─── EXCERPTED DATA

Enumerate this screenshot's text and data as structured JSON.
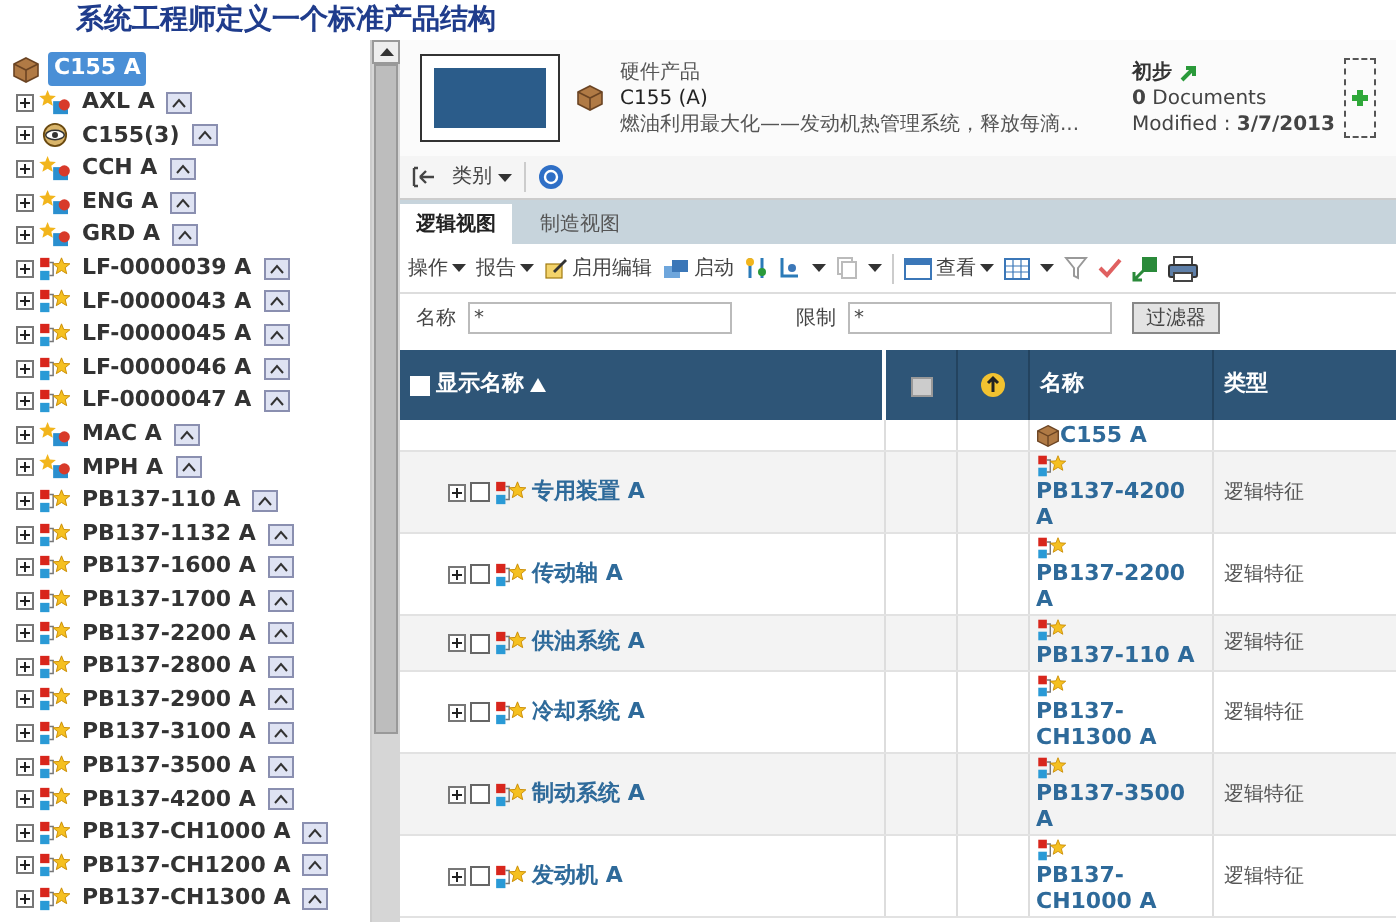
{
  "title": "系统工程师定义一个标准产品结构",
  "tree": {
    "label": "C155 A",
    "kind": "root",
    "selected": true,
    "children": [
      {
        "label": "AXL A",
        "kind": "feature"
      },
      {
        "label": "C155(3)",
        "kind": "config"
      },
      {
        "label": "CCH A",
        "kind": "feature"
      },
      {
        "label": "ENG A",
        "kind": "feature"
      },
      {
        "label": "GRD A",
        "kind": "feature"
      },
      {
        "label": "LF-0000039 A",
        "kind": "part"
      },
      {
        "label": "LF-0000043 A",
        "kind": "part"
      },
      {
        "label": "LF-0000045 A",
        "kind": "part"
      },
      {
        "label": "LF-0000046 A",
        "kind": "part"
      },
      {
        "label": "LF-0000047 A",
        "kind": "part"
      },
      {
        "label": "MAC A",
        "kind": "feature"
      },
      {
        "label": "MPH A",
        "kind": "feature"
      },
      {
        "label": "PB137-110 A",
        "kind": "part"
      },
      {
        "label": "PB137-1132 A",
        "kind": "part"
      },
      {
        "label": "PB137-1600 A",
        "kind": "part"
      },
      {
        "label": "PB137-1700 A",
        "kind": "part"
      },
      {
        "label": "PB137-2200 A",
        "kind": "part"
      },
      {
        "label": "PB137-2800 A",
        "kind": "part"
      },
      {
        "label": "PB137-2900 A",
        "kind": "part"
      },
      {
        "label": "PB137-3100 A",
        "kind": "part"
      },
      {
        "label": "PB137-3500 A",
        "kind": "part"
      },
      {
        "label": "PB137-4200 A",
        "kind": "part"
      },
      {
        "label": "PB137-CH1000 A",
        "kind": "part"
      },
      {
        "label": "PB137-CH1200 A",
        "kind": "part"
      },
      {
        "label": "PB137-CH1300 A",
        "kind": "part"
      }
    ]
  },
  "header": {
    "type": "硬件产品",
    "name": "C155 (A)",
    "description": "燃油利用最大化——发动机热管理系统，释放每滴...",
    "state": "初步",
    "documents_count": "0",
    "documents_label": "Documents",
    "modified_label": "Modified :",
    "modified_date": "3/7/2013"
  },
  "toolbar": {
    "category_menu": "类别"
  },
  "tabs": [
    {
      "label": "逻辑视图",
      "selected": true
    },
    {
      "label": "制造视图",
      "selected": false
    }
  ],
  "actions": {
    "operate": "操作",
    "report": "报告",
    "enable_edit": "启用编辑",
    "launch": "启动",
    "view": "查看"
  },
  "filter": {
    "name_label": "名称",
    "name_value": "*",
    "limit_label": "限制",
    "limit_value": "*",
    "button": "过滤器"
  },
  "table": {
    "select_all_checked": false,
    "columns": [
      "显示名称",
      "名称",
      "类型"
    ],
    "rows": [
      {
        "kind": "root",
        "display_name": "",
        "name": "C155 A",
        "type": ""
      },
      {
        "kind": "part",
        "display_name": "专用装置 A",
        "name": "PB137-4200 A",
        "type": "逻辑特征",
        "checked": false
      },
      {
        "kind": "part",
        "display_name": "传动轴 A",
        "name": "PB137-2200 A",
        "type": "逻辑特征",
        "checked": false
      },
      {
        "kind": "part",
        "display_name": "供油系统 A",
        "name": "PB137-110 A",
        "type": "逻辑特征",
        "checked": false
      },
      {
        "kind": "part",
        "display_name": "冷却系统 A",
        "name": "PB137-CH1300 A",
        "type": "逻辑特征",
        "checked": false
      },
      {
        "kind": "part",
        "display_name": "制动系统 A",
        "name": "PB137-3500 A",
        "type": "逻辑特征",
        "checked": false
      },
      {
        "kind": "part",
        "display_name": "发动机 A",
        "name": "PB137-CH1000 A",
        "type": "逻辑特征",
        "checked": false
      }
    ]
  }
}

──────

- [TO DO]:
Write the entries above out again exactly, but not the pictures.

- [EXERCISE ANSWER]:
Enumerate this screenshot's text and data as structured JSON.
{
  "title": "系统工程师定义一个标准产品结构",
  "tree": {
    "label": "C155 A",
    "kind": "root",
    "selected": true,
    "children": [
      {
        "label": "AXL A",
        "kind": "feature"
      },
      {
        "label": "C155(3)",
        "kind": "config"
      },
      {
        "label": "CCH A",
        "kind": "feature"
      },
      {
        "label": "ENG A",
        "kind": "feature"
      },
      {
        "label": "GRD A",
        "kind": "feature"
      },
      {
        "label": "LF-0000039 A",
        "kind": "part"
      },
      {
        "label": "LF-0000043 A",
        "kind": "part"
      },
      {
        "label": "LF-0000045 A",
        "kind": "part"
      },
      {
        "label": "LF-0000046 A",
        "kind": "part"
      },
      {
        "label": "LF-0000047 A",
        "kind": "part"
      },
      {
        "label": "MAC A",
        "kind": "feature"
      },
      {
        "label": "MPH A",
        "kind": "feature"
      },
      {
        "label": "PB137-110 A",
        "kind": "part"
      },
      {
        "label": "PB137-1132 A",
        "kind": "part"
      },
      {
        "label": "PB137-1600 A",
        "kind": "part"
      },
      {
        "label": "PB137-1700 A",
        "kind": "part"
      },
      {
        "label": "PB137-2200 A",
        "kind": "part"
      },
      {
        "label": "PB137-2800 A",
        "kind": "part"
      },
      {
        "label": "PB137-2900 A",
        "kind": "part"
      },
      {
        "label": "PB137-3100 A",
        "kind": "part"
      },
      {
        "label": "PB137-3500 A",
        "kind": "part"
      },
      {
        "label": "PB137-4200 A",
        "kind": "part"
      },
      {
        "label": "PB137-CH1000 A",
        "kind": "part"
      },
      {
        "label": "PB137-CH1200 A",
        "kind": "part"
      },
      {
        "label": "PB137-CH1300 A",
        "kind": "part"
      }
    ]
  },
  "header": {
    "type": "硬件产品",
    "name": "C155 (A)",
    "description": "燃油利用最大化——发动机热管理系统，释放每滴...",
    "state": "初步",
    "documents_count": "0",
    "documents_label": "Documents",
    "modified_label": "Modified :",
    "modified_date": "3/7/2013"
  },
  "toolbar": {
    "category_menu": "类别"
  },
  "tabs": [
    {
      "label": "逻辑视图",
      "selected": true
    },
    {
      "label": "制造视图",
      "selected": false
    }
  ],
  "actions": {
    "operate": "操作",
    "report": "报告",
    "enable_edit": "启用编辑",
    "launch": "启动",
    "view": "查看"
  },
  "filter": {
    "name_label": "名称",
    "name_value": "*",
    "limit_label": "限制",
    "limit_value": "*",
    "button": "过滤器"
  },
  "table": {
    "select_all_checked": false,
    "columns": [
      "显示名称",
      "名称",
      "类型"
    ],
    "rows": [
      {
        "kind": "root",
        "display_name": "",
        "name": "C155 A",
        "type": ""
      },
      {
        "kind": "part",
        "display_name": "专用装置 A",
        "name": "PB137-4200 A",
        "type": "逻辑特征",
        "checked": false
      },
      {
        "kind": "part",
        "display_name": "传动轴 A",
        "name": "PB137-2200 A",
        "type": "逻辑特征",
        "checked": false
      },
      {
        "kind": "part",
        "display_name": "供油系统 A",
        "name": "PB137-110 A",
        "type": "逻辑特征",
        "checked": false
      },
      {
        "kind": "part",
        "display_name": "冷却系统 A",
        "name": "PB137-CH1300 A",
        "type": "逻辑特征",
        "checked": false
      },
      {
        "kind": "part",
        "display_name": "制动系统 A",
        "name": "PB137-3500 A",
        "type": "逻辑特征",
        "checked": false
      },
      {
        "kind": "part",
        "display_name": "发动机 A",
        "name": "PB137-CH1000 A",
        "type": "逻辑特征",
        "checked": false
      }
    ]
  }
}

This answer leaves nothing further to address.